= Do this =
Extract every line of the rows below word for word, keeping the original order.

= Data shown =
= = = =

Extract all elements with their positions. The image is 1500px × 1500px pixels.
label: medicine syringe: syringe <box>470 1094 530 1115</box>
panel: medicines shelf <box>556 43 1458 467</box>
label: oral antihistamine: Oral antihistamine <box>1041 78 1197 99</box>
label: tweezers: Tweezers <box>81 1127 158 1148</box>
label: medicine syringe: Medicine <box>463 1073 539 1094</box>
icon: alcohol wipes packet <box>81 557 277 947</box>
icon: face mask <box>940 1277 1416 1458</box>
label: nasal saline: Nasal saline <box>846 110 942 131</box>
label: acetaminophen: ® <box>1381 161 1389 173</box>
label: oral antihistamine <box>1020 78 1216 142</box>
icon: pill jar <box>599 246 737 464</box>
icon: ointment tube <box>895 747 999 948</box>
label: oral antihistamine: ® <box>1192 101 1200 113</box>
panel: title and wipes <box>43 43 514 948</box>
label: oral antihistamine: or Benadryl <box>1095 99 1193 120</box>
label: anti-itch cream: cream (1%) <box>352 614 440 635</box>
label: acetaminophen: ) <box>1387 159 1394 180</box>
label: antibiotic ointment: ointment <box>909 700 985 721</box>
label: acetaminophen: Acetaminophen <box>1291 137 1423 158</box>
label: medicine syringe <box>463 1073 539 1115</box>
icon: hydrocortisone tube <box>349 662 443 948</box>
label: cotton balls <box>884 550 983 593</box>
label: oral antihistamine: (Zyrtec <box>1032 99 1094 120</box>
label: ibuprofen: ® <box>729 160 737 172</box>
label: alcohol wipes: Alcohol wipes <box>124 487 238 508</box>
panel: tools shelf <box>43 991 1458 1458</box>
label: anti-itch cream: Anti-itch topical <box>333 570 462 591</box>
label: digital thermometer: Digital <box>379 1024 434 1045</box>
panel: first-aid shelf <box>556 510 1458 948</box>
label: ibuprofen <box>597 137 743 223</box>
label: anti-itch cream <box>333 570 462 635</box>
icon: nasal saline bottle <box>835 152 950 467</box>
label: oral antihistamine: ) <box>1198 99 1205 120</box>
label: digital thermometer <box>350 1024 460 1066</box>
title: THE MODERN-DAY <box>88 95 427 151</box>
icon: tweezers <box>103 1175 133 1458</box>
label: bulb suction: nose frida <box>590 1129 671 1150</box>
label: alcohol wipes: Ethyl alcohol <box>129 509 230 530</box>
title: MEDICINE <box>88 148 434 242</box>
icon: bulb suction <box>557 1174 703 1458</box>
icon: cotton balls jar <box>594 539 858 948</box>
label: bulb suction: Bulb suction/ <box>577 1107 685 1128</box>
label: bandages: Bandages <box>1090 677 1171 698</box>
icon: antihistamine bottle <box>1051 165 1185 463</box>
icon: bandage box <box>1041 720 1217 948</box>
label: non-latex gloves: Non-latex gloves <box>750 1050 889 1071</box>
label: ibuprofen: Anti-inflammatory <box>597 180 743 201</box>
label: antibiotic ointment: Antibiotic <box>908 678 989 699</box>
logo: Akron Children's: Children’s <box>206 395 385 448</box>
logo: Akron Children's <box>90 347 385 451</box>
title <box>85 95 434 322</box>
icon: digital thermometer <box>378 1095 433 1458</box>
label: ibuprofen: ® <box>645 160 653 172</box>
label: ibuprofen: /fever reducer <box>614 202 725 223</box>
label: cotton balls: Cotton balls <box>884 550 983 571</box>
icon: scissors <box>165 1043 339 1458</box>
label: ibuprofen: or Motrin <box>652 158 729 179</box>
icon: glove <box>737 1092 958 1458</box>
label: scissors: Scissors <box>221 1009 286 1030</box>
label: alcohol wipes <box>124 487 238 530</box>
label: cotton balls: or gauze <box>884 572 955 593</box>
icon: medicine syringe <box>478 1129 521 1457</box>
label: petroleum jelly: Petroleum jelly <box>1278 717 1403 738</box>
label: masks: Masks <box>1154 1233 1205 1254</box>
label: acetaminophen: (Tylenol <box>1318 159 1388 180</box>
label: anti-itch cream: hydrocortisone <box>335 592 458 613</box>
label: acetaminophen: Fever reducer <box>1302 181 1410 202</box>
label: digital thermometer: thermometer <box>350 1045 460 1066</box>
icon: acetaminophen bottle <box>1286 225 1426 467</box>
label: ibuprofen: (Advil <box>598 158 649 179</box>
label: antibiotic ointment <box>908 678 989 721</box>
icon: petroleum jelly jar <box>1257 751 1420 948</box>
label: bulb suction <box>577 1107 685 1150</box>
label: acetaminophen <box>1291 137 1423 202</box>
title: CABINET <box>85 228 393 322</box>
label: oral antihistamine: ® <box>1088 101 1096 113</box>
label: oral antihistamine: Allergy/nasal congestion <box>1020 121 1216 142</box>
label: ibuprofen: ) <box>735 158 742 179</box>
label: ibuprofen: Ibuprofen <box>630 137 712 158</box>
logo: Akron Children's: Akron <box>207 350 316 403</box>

= = = =

= Problem solution =
Extract all elements with their positions. The image is 1500px × 1500px pixels.
label: medicine syringe: syringe <box>470 1094 530 1115</box>
panel: medicines shelf <box>556 43 1458 467</box>
label: oral antihistamine: Oral antihistamine <box>1041 78 1197 99</box>
label: tweezers: Tweezers <box>81 1127 158 1148</box>
label: medicine syringe: Medicine <box>463 1073 539 1094</box>
icon: alcohol wipes packet <box>81 557 277 947</box>
icon: face mask <box>940 1277 1416 1458</box>
label: nasal saline: Nasal saline <box>846 110 942 131</box>
label: acetaminophen: ® <box>1381 161 1389 173</box>
label: oral antihistamine <box>1020 78 1216 142</box>
icon: pill jar <box>599 246 737 464</box>
icon: ointment tube <box>895 747 999 948</box>
label: oral antihistamine: ® <box>1192 101 1200 113</box>
panel: title and wipes <box>43 43 514 948</box>
label: oral antihistamine: or Benadryl <box>1095 99 1193 120</box>
label: anti-itch cream: cream (1%) <box>352 614 440 635</box>
label: acetaminophen: ) <box>1387 159 1394 180</box>
label: antibiotic ointment: ointment <box>909 700 985 721</box>
label: acetaminophen: Acetaminophen <box>1291 137 1423 158</box>
label: medicine syringe <box>463 1073 539 1115</box>
icon: hydrocortisone tube <box>349 662 443 948</box>
label: cotton balls <box>884 550 983 593</box>
label: oral antihistamine: (Zyrtec <box>1032 99 1094 120</box>
label: ibuprofen: ® <box>729 160 737 172</box>
label: alcohol wipes: Alcohol wipes <box>124 487 238 508</box>
panel: tools shelf <box>43 991 1458 1458</box>
label: anti-itch cream: Anti-itch topical <box>333 570 462 591</box>
label: digital thermometer: Digital <box>379 1024 434 1045</box>
panel: first-aid shelf <box>556 510 1458 948</box>
label: ibuprofen <box>597 137 743 223</box>
label: anti-itch cream <box>333 570 462 635</box>
icon: nasal saline bottle <box>835 152 950 467</box>
label: oral antihistamine: ) <box>1198 99 1205 120</box>
label: digital thermometer <box>350 1024 460 1066</box>
title: THE MODERN-DAY <box>88 95 427 151</box>
icon: tweezers <box>103 1175 133 1458</box>
label: bulb suction: nose frida <box>590 1129 671 1150</box>
label: alcohol wipes: Ethyl alcohol <box>129 509 230 530</box>
title: MEDICINE <box>88 148 434 242</box>
icon: bulb suction <box>557 1174 703 1458</box>
icon: cotton balls jar <box>594 539 858 948</box>
label: bulb suction: Bulb suction/ <box>577 1107 685 1128</box>
label: bandages: Bandages <box>1090 677 1171 698</box>
icon: antihistamine bottle <box>1051 165 1185 463</box>
icon: bandage box <box>1041 720 1217 948</box>
label: non-latex gloves: Non-latex gloves <box>750 1050 889 1071</box>
label: ibuprofen: Anti-inflammatory <box>597 180 743 201</box>
label: antibiotic ointment: Antibiotic <box>908 678 989 699</box>
logo: Akron Children's: Children’s <box>206 395 385 448</box>
logo: Akron Children's <box>90 347 385 451</box>
title <box>85 95 434 322</box>
icon: digital thermometer <box>378 1095 433 1458</box>
label: ibuprofen: ® <box>645 160 653 172</box>
label: ibuprofen: /fever reducer <box>614 202 725 223</box>
label: cotton balls: Cotton balls <box>884 550 983 571</box>
icon: scissors <box>165 1043 339 1458</box>
label: ibuprofen: or Motrin <box>652 158 729 179</box>
icon: glove <box>737 1092 958 1458</box>
label: scissors: Scissors <box>221 1009 286 1030</box>
label: alcohol wipes <box>124 487 238 530</box>
label: cotton balls: or gauze <box>884 572 955 593</box>
icon: medicine syringe <box>478 1129 521 1457</box>
label: petroleum jelly: Petroleum jelly <box>1278 717 1403 738</box>
label: masks: Masks <box>1154 1233 1205 1254</box>
label: acetaminophen: (Tylenol <box>1318 159 1388 180</box>
label: anti-itch cream: hydrocortisone <box>335 592 458 613</box>
label: acetaminophen: Fever reducer <box>1302 181 1410 202</box>
label: digital thermometer: thermometer <box>350 1045 460 1066</box>
icon: acetaminophen bottle <box>1286 225 1426 467</box>
label: ibuprofen: (Advil <box>598 158 649 179</box>
label: antibiotic ointment <box>908 678 989 721</box>
icon: petroleum jelly jar <box>1257 751 1420 948</box>
label: bulb suction <box>577 1107 685 1150</box>
label: acetaminophen <box>1291 137 1423 202</box>
title: CABINET <box>85 228 393 322</box>
label: oral antihistamine: ® <box>1088 101 1096 113</box>
label: oral antihistamine: Allergy/nasal congestion <box>1020 121 1216 142</box>
label: ibuprofen: ) <box>735 158 742 179</box>
label: ibuprofen: Ibuprofen <box>630 137 712 158</box>
logo: Akron Children's: Akron <box>207 350 316 403</box>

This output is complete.